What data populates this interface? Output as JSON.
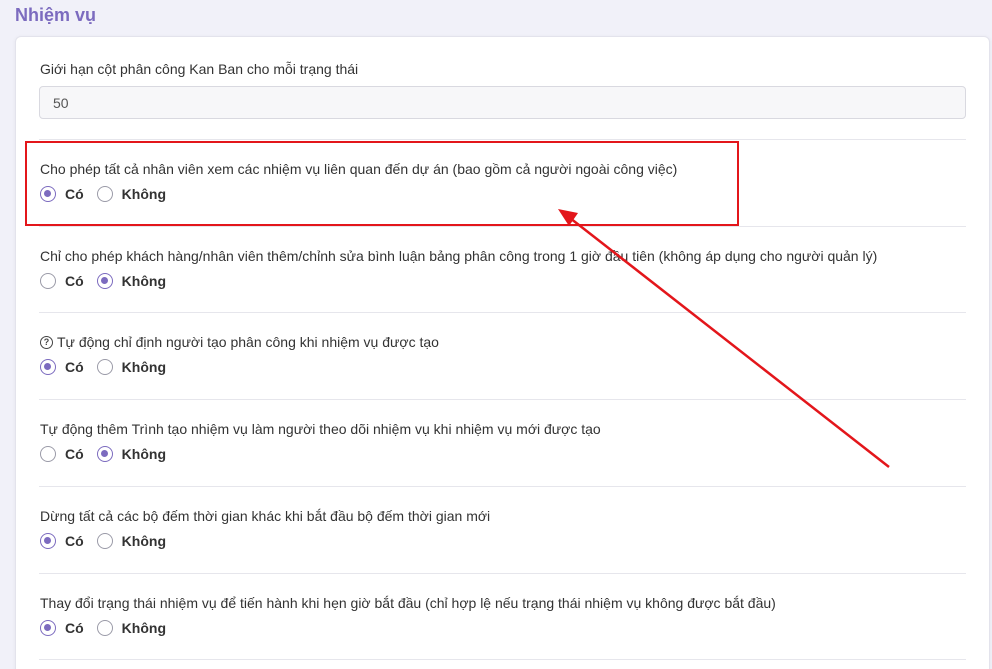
{
  "page": {
    "title": "Nhiệm vụ"
  },
  "kanban": {
    "label": "Giới hạn cột phân công Kan Ban cho mỗi trạng thái",
    "value": "50"
  },
  "radio_labels": {
    "yes": "Có",
    "no": "Không"
  },
  "settings": [
    {
      "label": "Cho phép tất cả nhân viên xem các nhiệm vụ liên quan đến dự án (bao gồm cả người ngoài công việc)",
      "selected": "yes"
    },
    {
      "label": "Chỉ cho phép khách hàng/nhân viên thêm/chỉnh sửa bình luận bảng phân công trong 1 giờ đầu tiên (không áp dụng cho người quản lý)",
      "selected": "no"
    },
    {
      "label": "Tự động chỉ định người tạo phân công khi nhiệm vụ được tạo",
      "selected": "yes",
      "help_icon": "question-circle-icon"
    },
    {
      "label": "Tự động thêm Trình tạo nhiệm vụ làm người theo dõi nhiệm vụ khi nhiệm vụ mới được tạo",
      "selected": "no"
    },
    {
      "label": "Dừng tất cả các bộ đếm thời gian khác khi bắt đầu bộ đếm thời gian mới",
      "selected": "yes"
    },
    {
      "label": "Thay đổi trạng thái nhiệm vụ để tiến hành khi hẹn giờ bắt đầu (chỉ hợp lệ nếu trạng thái nhiệm vụ không được bắt đầu)",
      "selected": "yes"
    }
  ],
  "colors": {
    "accent": "#7c6bbf",
    "annotation": "#e3161b"
  }
}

----

Aim of the task. State the number of lines in the records that include "động", and write nothing else.

Answer to the problem. 2